Records about charts and figures:
++++++++++

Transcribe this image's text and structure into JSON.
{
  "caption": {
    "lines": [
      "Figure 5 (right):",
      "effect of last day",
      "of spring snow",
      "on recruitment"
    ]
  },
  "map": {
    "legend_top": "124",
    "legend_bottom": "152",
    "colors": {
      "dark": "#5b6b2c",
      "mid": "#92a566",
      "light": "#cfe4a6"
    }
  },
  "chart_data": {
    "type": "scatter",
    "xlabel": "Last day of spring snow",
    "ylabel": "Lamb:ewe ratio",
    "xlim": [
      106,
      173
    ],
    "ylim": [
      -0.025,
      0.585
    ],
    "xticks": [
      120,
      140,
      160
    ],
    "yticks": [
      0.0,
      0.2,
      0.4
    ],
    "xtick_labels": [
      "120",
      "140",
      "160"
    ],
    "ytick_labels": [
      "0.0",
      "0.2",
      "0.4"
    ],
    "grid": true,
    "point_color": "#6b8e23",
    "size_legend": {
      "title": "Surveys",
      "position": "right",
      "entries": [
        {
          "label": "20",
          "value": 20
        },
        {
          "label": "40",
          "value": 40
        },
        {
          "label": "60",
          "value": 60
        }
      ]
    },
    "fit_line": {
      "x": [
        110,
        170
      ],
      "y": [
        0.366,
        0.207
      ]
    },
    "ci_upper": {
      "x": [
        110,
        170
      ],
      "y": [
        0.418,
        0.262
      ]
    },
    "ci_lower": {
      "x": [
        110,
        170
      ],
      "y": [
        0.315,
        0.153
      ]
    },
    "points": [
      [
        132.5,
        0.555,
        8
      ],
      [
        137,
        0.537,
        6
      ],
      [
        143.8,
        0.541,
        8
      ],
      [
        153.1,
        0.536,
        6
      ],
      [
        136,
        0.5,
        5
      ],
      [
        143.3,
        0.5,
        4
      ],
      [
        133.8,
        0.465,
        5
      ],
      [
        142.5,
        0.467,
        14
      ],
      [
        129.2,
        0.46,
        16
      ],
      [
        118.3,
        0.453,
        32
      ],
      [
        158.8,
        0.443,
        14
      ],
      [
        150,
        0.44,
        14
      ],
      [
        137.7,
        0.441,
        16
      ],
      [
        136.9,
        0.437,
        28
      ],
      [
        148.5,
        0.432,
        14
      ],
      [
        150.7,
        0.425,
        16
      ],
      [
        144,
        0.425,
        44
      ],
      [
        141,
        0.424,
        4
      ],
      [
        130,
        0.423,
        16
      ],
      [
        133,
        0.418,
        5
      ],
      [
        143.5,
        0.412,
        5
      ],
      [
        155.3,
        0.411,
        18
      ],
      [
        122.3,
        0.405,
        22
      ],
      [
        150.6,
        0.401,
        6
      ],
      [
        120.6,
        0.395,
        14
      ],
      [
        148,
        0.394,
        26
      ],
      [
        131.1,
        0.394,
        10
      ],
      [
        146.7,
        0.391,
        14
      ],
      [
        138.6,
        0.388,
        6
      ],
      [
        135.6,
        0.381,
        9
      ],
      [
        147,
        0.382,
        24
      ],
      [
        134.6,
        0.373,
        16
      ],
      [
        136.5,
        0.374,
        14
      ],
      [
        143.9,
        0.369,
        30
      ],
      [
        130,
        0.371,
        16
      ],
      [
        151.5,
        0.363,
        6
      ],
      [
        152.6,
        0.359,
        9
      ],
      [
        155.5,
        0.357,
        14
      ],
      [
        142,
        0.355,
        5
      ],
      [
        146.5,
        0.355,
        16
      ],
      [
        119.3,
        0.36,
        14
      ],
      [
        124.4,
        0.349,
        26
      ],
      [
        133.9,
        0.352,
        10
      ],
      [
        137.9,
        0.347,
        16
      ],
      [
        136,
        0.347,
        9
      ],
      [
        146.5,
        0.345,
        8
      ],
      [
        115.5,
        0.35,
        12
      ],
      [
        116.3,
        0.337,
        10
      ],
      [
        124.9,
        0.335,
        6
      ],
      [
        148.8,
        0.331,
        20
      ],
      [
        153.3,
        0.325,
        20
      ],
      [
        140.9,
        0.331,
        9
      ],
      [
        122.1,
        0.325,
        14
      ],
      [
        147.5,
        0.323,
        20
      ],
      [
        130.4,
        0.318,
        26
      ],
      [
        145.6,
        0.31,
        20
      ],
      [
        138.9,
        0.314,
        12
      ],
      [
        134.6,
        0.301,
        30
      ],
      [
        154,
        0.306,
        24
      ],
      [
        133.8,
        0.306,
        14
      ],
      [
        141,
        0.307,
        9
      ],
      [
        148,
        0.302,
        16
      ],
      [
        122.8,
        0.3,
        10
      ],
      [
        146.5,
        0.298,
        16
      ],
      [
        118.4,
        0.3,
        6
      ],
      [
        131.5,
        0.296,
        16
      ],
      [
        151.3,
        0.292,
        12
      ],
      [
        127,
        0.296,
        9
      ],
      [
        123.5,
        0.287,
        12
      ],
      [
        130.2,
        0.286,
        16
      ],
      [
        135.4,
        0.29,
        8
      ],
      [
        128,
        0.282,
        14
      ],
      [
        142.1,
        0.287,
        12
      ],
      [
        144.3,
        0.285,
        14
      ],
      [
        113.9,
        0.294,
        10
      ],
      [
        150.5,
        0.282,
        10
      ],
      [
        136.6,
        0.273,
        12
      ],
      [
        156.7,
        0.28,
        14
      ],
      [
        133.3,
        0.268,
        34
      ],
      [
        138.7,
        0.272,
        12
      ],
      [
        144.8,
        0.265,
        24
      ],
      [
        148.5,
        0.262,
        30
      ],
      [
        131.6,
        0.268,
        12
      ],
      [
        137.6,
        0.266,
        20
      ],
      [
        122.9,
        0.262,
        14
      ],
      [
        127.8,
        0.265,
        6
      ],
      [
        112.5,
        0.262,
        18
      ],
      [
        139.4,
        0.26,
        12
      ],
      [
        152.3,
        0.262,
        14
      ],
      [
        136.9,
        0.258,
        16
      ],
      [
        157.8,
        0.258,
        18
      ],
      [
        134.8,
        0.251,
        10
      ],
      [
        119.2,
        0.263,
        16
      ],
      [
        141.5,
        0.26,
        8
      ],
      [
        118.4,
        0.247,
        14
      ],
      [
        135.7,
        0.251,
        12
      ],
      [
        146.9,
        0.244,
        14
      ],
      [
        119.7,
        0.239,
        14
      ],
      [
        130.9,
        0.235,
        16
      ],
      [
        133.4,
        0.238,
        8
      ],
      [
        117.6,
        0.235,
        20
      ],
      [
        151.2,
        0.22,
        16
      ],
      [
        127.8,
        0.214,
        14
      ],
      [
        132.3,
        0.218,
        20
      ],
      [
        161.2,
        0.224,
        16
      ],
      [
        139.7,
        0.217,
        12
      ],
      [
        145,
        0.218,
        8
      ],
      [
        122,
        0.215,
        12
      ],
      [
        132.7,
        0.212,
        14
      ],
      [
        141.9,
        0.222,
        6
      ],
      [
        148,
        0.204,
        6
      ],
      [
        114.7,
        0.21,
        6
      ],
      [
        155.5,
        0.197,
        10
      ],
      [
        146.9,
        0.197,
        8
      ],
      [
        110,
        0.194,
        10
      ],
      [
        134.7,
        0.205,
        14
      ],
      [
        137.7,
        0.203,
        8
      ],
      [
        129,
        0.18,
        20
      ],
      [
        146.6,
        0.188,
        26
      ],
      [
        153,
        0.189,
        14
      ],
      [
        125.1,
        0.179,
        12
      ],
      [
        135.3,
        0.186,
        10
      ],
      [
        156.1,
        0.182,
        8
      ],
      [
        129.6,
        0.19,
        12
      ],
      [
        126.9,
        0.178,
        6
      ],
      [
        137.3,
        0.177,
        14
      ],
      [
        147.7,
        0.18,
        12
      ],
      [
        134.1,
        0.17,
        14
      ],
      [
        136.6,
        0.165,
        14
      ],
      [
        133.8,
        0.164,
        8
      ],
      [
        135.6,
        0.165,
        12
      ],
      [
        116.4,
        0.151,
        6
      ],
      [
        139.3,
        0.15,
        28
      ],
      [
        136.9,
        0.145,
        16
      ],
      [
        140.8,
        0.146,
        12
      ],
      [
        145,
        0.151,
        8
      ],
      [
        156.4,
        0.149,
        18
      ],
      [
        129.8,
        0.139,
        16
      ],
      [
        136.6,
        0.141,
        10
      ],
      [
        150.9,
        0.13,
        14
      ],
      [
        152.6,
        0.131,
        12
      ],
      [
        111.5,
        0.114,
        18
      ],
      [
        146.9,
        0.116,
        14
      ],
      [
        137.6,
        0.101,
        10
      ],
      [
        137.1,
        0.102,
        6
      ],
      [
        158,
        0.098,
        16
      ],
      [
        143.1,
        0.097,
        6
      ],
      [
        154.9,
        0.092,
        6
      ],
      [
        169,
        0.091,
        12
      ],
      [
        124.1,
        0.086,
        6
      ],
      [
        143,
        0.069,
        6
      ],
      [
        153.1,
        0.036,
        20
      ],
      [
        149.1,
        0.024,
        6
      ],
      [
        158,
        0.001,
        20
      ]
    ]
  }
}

++++++++++

What the task asks. From the entries above, copy out every line where the string "snow" appears.

Complete output.
      "of spring snow",
    "xlabel": "Last day of spring snow",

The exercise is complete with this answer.